═══ ENTRIES SUPPLIED ═══
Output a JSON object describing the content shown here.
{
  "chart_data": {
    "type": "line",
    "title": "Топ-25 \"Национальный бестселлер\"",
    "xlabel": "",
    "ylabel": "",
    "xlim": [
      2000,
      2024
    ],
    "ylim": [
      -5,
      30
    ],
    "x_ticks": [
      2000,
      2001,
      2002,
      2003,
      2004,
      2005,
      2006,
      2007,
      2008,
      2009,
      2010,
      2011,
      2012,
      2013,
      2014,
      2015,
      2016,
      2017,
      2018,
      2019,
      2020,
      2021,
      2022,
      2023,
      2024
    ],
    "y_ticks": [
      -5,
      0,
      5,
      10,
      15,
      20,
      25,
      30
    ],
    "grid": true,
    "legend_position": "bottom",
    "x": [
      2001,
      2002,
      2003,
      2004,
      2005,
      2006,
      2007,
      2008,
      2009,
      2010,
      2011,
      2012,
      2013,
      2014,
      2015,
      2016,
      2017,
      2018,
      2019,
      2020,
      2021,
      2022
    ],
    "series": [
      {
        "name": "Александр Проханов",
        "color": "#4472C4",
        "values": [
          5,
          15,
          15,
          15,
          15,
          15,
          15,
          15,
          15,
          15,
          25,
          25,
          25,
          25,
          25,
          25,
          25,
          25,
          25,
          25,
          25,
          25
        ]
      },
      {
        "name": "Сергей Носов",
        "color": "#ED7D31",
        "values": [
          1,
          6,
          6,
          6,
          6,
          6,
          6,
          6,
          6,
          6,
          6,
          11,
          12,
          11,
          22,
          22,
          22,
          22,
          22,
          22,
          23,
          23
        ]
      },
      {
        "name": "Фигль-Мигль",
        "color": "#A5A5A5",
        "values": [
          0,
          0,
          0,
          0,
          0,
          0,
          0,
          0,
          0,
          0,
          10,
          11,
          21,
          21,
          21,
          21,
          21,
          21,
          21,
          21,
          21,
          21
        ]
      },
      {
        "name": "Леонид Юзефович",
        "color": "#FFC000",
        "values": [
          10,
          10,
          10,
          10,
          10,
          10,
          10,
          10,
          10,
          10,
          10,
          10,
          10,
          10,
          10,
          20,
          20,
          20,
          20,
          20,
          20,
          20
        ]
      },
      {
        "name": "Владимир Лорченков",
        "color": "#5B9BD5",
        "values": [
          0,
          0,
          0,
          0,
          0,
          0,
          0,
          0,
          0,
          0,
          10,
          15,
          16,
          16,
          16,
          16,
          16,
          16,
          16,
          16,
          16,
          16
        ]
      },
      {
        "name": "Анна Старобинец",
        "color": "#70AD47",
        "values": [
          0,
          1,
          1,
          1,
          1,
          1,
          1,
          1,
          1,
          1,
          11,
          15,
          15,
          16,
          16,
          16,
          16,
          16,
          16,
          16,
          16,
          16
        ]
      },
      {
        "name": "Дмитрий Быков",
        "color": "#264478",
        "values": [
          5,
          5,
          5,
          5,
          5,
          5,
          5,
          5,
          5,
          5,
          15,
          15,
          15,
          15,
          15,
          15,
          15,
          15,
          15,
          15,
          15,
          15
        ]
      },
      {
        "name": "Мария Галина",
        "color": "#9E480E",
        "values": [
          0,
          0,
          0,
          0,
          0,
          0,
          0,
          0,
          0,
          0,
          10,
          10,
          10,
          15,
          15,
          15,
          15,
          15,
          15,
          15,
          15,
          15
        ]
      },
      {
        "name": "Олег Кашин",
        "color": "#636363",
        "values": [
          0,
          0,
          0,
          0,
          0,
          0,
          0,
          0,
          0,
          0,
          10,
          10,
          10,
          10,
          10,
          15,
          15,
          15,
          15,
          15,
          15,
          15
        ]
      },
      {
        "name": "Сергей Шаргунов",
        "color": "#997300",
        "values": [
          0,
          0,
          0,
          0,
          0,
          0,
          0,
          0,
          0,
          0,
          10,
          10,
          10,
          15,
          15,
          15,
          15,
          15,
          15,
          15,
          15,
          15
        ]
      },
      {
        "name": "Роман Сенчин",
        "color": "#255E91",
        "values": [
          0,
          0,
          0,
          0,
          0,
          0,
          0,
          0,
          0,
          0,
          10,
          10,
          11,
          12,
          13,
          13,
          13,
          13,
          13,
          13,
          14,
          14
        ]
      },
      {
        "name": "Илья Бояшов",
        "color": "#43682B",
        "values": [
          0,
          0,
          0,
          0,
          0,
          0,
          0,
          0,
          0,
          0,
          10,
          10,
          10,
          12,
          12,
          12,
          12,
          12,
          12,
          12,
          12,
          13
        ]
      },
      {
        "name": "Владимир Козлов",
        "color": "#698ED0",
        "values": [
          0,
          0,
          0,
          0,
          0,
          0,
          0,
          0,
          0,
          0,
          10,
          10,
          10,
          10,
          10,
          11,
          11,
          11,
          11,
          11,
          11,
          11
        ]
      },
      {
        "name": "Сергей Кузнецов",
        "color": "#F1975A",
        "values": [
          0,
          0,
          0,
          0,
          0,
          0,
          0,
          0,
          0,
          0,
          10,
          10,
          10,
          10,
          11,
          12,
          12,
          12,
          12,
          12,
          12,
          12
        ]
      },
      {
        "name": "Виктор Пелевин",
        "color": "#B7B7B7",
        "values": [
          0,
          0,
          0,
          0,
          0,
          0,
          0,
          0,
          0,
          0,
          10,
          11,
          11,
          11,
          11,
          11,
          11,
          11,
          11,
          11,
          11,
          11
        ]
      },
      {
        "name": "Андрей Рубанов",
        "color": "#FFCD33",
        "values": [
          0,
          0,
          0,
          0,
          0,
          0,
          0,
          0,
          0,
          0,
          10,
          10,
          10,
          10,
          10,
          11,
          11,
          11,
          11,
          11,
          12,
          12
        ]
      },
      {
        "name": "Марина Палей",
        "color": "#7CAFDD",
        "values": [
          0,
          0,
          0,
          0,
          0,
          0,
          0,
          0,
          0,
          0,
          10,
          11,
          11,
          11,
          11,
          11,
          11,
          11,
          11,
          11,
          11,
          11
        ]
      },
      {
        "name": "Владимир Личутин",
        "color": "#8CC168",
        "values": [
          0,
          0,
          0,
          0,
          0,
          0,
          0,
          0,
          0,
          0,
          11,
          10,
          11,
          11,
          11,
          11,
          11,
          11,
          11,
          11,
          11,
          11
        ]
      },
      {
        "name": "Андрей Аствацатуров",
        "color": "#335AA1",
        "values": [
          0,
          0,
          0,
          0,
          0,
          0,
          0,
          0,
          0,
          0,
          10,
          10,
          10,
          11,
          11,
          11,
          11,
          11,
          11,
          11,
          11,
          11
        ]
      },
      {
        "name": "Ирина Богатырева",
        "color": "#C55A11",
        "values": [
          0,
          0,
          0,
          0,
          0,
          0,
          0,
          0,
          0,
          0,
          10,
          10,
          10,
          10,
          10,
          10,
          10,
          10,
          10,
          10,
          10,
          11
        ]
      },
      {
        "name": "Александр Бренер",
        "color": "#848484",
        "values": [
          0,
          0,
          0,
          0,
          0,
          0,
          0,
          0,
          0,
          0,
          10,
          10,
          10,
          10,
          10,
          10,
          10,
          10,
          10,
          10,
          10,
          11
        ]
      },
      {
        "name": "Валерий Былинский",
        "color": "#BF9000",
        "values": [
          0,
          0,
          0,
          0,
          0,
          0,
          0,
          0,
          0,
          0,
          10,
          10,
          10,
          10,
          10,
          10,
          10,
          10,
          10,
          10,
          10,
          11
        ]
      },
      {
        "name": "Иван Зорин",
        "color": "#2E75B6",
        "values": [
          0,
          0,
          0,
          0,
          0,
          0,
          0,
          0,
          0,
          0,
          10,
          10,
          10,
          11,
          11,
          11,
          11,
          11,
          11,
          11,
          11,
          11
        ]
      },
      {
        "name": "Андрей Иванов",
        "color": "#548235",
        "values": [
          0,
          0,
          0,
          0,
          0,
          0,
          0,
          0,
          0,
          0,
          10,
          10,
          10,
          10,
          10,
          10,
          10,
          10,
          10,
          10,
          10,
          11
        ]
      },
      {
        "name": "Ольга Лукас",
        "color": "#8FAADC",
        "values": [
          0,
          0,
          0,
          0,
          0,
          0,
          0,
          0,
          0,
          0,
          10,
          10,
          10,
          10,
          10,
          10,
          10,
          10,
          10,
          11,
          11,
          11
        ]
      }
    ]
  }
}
═══
_CHALLENGE_
Go over the records above and tally the lines with the word "Андрей" in them. Give the number alone.

_WRITTEN ANSWER_
3